**WHAT TO DO:** Among these lines, how many include "poduszki"? Answer only with the number.

**MATERIAL FOR THE TASK:**
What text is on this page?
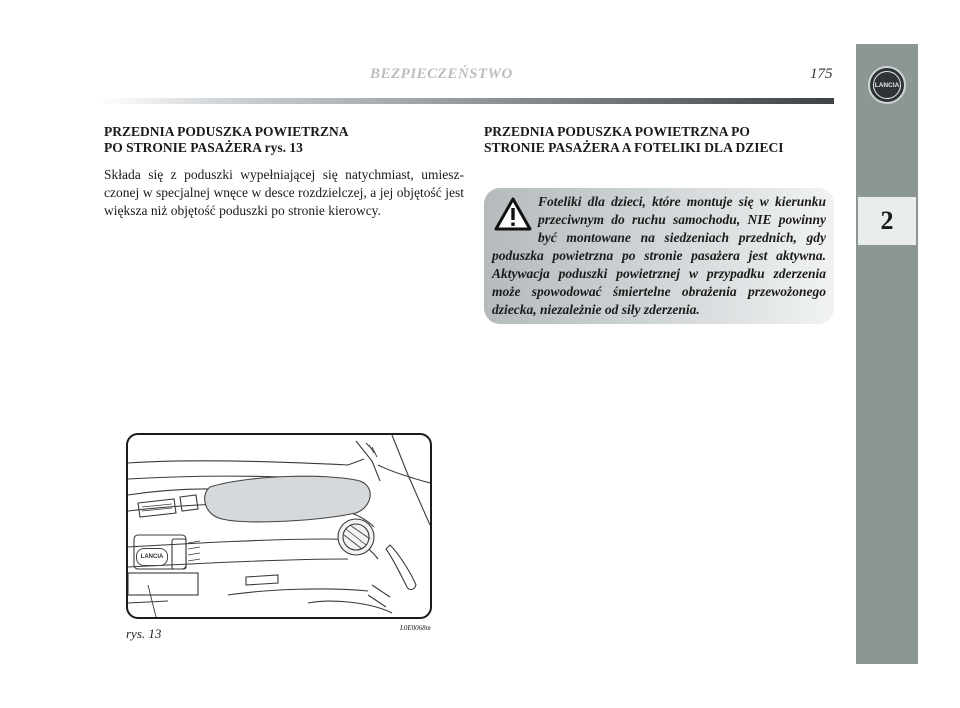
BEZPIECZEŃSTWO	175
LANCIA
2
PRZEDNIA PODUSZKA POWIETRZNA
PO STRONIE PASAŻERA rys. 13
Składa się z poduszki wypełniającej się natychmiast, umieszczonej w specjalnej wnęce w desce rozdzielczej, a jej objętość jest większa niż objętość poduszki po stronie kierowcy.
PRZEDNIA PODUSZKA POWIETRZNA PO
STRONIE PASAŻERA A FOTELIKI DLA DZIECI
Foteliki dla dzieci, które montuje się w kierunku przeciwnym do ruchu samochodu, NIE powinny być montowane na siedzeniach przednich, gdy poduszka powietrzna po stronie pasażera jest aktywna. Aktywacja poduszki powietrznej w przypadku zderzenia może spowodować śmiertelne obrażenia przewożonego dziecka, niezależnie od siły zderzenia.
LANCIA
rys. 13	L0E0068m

**RESULT:** 2